Stated exercise:
Please reproduce every record, keeping each one exactly as written.

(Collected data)
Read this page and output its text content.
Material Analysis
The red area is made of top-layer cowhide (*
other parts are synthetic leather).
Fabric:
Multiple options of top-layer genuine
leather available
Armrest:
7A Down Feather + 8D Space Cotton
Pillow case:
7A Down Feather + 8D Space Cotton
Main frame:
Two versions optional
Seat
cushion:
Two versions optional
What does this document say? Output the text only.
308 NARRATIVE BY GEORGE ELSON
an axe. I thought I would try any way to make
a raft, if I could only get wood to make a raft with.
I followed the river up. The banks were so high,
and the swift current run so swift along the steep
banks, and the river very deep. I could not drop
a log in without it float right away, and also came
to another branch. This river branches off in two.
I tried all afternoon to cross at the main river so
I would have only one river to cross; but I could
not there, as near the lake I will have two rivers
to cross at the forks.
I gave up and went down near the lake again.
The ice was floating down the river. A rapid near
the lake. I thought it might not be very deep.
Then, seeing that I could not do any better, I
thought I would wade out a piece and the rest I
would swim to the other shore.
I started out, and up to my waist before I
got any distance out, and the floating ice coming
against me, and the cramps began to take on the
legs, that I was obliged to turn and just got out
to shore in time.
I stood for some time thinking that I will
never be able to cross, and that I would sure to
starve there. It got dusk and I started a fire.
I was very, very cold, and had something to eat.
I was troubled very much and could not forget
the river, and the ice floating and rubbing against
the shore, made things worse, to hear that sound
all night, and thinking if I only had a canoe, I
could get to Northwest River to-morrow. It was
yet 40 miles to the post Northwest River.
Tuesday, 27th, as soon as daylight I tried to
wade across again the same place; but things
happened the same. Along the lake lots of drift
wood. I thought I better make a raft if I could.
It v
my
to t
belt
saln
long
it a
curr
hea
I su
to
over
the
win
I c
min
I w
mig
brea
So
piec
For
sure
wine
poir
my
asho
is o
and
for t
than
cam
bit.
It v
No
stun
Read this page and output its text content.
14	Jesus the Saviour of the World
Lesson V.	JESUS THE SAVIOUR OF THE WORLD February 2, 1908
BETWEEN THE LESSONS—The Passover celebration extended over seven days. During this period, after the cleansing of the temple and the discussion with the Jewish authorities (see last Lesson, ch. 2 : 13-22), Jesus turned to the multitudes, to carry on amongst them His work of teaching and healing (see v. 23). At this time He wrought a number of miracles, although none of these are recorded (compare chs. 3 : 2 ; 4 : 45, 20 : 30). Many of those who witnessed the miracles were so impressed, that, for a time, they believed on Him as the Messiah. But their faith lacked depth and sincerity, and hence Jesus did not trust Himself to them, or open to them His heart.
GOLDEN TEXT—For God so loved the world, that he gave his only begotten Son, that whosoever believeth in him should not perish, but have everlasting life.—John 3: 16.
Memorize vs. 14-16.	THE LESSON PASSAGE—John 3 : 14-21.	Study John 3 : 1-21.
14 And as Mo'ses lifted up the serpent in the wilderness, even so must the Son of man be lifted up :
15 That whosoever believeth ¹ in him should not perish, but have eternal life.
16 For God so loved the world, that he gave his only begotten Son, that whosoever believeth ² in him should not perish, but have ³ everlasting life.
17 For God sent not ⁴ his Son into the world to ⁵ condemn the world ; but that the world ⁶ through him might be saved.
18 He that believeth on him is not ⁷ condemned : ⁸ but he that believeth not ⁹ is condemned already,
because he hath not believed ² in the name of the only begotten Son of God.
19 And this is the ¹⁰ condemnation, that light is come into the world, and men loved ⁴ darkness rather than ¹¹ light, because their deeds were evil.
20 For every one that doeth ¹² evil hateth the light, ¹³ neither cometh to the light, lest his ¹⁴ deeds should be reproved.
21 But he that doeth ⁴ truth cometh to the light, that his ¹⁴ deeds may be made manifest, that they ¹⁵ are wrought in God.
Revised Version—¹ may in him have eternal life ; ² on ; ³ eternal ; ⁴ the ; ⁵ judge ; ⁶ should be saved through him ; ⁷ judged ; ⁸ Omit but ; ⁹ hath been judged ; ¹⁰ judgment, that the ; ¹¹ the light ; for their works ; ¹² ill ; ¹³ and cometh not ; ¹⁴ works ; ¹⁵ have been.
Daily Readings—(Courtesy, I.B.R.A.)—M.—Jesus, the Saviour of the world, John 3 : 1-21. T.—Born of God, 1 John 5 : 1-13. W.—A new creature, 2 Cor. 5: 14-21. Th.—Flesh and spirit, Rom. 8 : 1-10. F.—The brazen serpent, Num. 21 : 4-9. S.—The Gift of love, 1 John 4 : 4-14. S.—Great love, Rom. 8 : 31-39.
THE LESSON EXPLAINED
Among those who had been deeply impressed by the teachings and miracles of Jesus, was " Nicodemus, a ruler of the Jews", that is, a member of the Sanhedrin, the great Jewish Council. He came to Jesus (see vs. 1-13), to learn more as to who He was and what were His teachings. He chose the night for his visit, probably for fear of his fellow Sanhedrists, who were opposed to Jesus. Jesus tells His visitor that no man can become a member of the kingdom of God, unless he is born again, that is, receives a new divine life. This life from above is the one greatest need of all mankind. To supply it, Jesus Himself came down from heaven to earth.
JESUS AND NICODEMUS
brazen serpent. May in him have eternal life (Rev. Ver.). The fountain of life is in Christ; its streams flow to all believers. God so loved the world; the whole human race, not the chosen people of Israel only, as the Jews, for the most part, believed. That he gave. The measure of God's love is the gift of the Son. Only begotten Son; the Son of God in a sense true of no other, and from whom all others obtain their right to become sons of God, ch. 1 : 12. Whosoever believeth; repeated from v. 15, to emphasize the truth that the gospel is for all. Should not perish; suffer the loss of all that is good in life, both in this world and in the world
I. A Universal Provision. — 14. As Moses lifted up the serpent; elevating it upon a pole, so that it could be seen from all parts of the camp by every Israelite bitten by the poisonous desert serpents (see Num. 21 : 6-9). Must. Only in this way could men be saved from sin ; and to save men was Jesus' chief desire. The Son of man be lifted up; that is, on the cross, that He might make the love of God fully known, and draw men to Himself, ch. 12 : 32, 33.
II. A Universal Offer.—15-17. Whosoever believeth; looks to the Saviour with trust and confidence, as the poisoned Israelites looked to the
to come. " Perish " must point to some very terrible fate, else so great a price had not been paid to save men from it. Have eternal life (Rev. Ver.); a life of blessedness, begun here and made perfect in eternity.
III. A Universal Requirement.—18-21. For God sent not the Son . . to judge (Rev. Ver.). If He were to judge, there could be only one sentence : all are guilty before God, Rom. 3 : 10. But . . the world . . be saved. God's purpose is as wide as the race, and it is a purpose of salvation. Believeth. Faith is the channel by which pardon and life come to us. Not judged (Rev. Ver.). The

Worked answer:
Read this page and output its text content.
Material Analysis
The red area is made of top-layer cowhide (*
other parts are synthetic leather).
Fabric:
Multiple options of top-layer genuine
leather available
Armrest:
7A Down Feather + 8D Space Cotton
Pillow case:
7A Down Feather + 8D Space Cotton
Main frame:
Two versions optional
Seat
cushion:
Two versions optional
What does this document say? Output the text only.
308 NARRATIVE BY GEORGE ELSON
an axe. I thought I would try any way to make
a raft, if I could only get wood to make a raft with.
I followed the river up. The banks were so high,
and the swift current run so swift along the steep
banks, and the river very deep. I could not drop
a log in without it float right away, and also came
to another branch. This river branches off in two.
I tried all afternoon to cross at the main river so
I would have only one river to cross; but I could
not there, as near the lake I will have two rivers
to cross at the forks.
I gave up and went down near the lake again.
The ice was floating down the river. A rapid near
the lake. I thought it might not be very deep.
Then, seeing that I could not do any better, I
thought I would wade out a piece and the rest I
would swim to the other shore.
I started out, and up to my waist before I
got any distance out, and the floating ice coming
against me, and the cramps began to take on the
legs, that I was obliged to turn and just got out
to shore in time.
I stood for some time thinking that I will
never be able to cross, and that I would sure to
starve there. It got dusk and I started a fire.
I was very, very cold, and had something to eat.
I was troubled very much and could not forget
the river, and the ice floating and rubbing against
the shore, made things worse, to hear that sound
all night, and thinking if I only had a canoe, I
could get to Northwest River to-morrow. It was
yet 40 miles to the post Northwest River.
Tuesday, 27th, as soon as daylight I tried to
wade across again the same place; but things
happened the same. Along the lake lots of drift
wood. I thought I better make a raft if I could.
It v
my
to t
belt
saln
long
it a
curr
hea
I su
to
over
the
win
I c
min
I w
mig
brea
So
piec
For
sure
wine
poir
my
asho
is o
and
for t
than
cam
bit.
It v
No
stun
Read this page and output its text content.
14	Jesus the Saviour of the World
Lesson V.	JESUS THE SAVIOUR OF THE WORLD February 2, 1908
BETWEEN THE LESSONS—The Passover celebration extended over seven days. During this period, after the cleansing of the temple and the discussion with the Jewish authorities (see last Lesson, ch. 2 : 13-22), Jesus turned to the multitudes, to carry on amongst them His work of teaching and healing (see v. 23). At this time He wrought a number of miracles, although none of these are recorded (compare chs. 3 : 2 ; 4 : 45, 20 : 30). Many of those who witnessed the miracles were so impressed, that, for a time, they believed on Him as the Messiah. But their faith lacked depth and sincerity, and hence Jesus did not trust Himself to them, or open to them His heart.
GOLDEN TEXT—For God so loved the world, that he gave his only begotten Son, that whosoever believeth in him should not perish, but have everlasting life.—John 3: 16.
Memorize vs. 14-16.	THE LESSON PASSAGE—John 3 : 14-21.	Study John 3 : 1-21.
14 And as Mo'ses lifted up the serpent in the wilderness, even so must the Son of man be lifted up :
15 That whosoever believeth ¹ in him should not perish, but have eternal life.
16 For God so loved the world, that he gave his only begotten Son, that whosoever believeth ² in him should not perish, but have ³ everlasting life.
17 For God sent not ⁴ his Son into the world to ⁵ condemn the world ; but that the world ⁶ through him might be saved.
18 He that believeth on him is not ⁷ condemned : ⁸ but he that believeth not ⁹ is condemned already,
because he hath not believed ² in the name of the only begotten Son of God.
19 And this is the ¹⁰ condemnation, that light is come into the world, and men loved ⁴ darkness rather than ¹¹ light, because their deeds were evil.
20 For every one that doeth ¹² evil hateth the light, ¹³ neither cometh to the light, lest his ¹⁴ deeds should be reproved.
21 But he that doeth ⁴ truth cometh to the light, that his ¹⁴ deeds may be made manifest, that they ¹⁵ are wrought in God.
Revised Version—¹ may in him have eternal life ; ² on ; ³ eternal ; ⁴ the ; ⁵ judge ; ⁶ should be saved through him ; ⁷ judged ; ⁸ Omit but ; ⁹ hath been judged ; ¹⁰ judgment, that the ; ¹¹ the light ; for their works ; ¹² ill ; ¹³ and cometh not ; ¹⁴ works ; ¹⁵ have been.
Daily Readings—(Courtesy, I.B.R.A.)—M.—Jesus, the Saviour of the world, John 3 : 1-21. T.—Born of God, 1 John 5 : 1-13. W.—A new creature, 2 Cor. 5: 14-21. Th.—Flesh and spirit, Rom. 8 : 1-10. F.—The brazen serpent, Num. 21 : 4-9. S.—The Gift of love, 1 John 4 : 4-14. S.—Great love, Rom. 8 : 31-39.
THE LESSON EXPLAINED
Among those who had been deeply impressed by the teachings and miracles of Jesus, was " Nicodemus, a ruler of the Jews", that is, a member of the Sanhedrin, the great Jewish Council. He came to Jesus (see vs. 1-13), to learn more as to who He was and what were His teachings. He chose the night for his visit, probably for fear of his fellow Sanhedrists, who were opposed to Jesus. Jesus tells His visitor that no man can become a member of the kingdom of God, unless he is born again, that is, receives a new divine life. This life from above is the one greatest need of all mankind. To supply it, Jesus Himself came down from heaven to earth.
JESUS AND NICODEMUS
brazen serpent. May in him have eternal life (Rev. Ver.). The fountain of life is in Christ; its streams flow to all believers. God so loved the world; the whole human race, not the chosen people of Israel only, as the Jews, for the most part, believed. That he gave. The measure of God's love is the gift of the Son. Only begotten Son; the Son of God in a sense true of no other, and from whom all others obtain their right to become sons of God, ch. 1 : 12. Whosoever believeth; repeated from v. 15, to emphasize the truth that the gospel is for all. Should not perish; suffer the loss of all that is good in life, both in this world and in the world
I. A Universal Provision. — 14. As Moses lifted up the serpent; elevating it upon a pole, so that it could be seen from all parts of the camp by every Israelite bitten by the poisonous desert serpents (see Num. 21 : 6-9). Must. Only in this way could men be saved from sin ; and to save men was Jesus' chief desire. The Son of man be lifted up; that is, on the cross, that He might make the love of God fully known, and draw men to Himself, ch. 12 : 32, 33.
II. A Universal Offer.—15-17. Whosoever believeth; looks to the Saviour with trust and confidence, as the poisoned Israelites looked to the
to come. " Perish " must point to some very terrible fate, else so great a price had not been paid to save men from it. Have eternal life (Rev. Ver.); a life of blessedness, begun here and made perfect in eternity.
III. A Universal Requirement.—18-21. For God sent not the Son . . to judge (Rev. Ver.). If He were to judge, there could be only one sentence : all are guilty before God, Rom. 3 : 10. But . . the world . . be saved. God's purpose is as wide as the race, and it is a purpose of salvation. Believeth. Faith is the channel by which pardon and life come to us. Not judged (Rev. Ver.). The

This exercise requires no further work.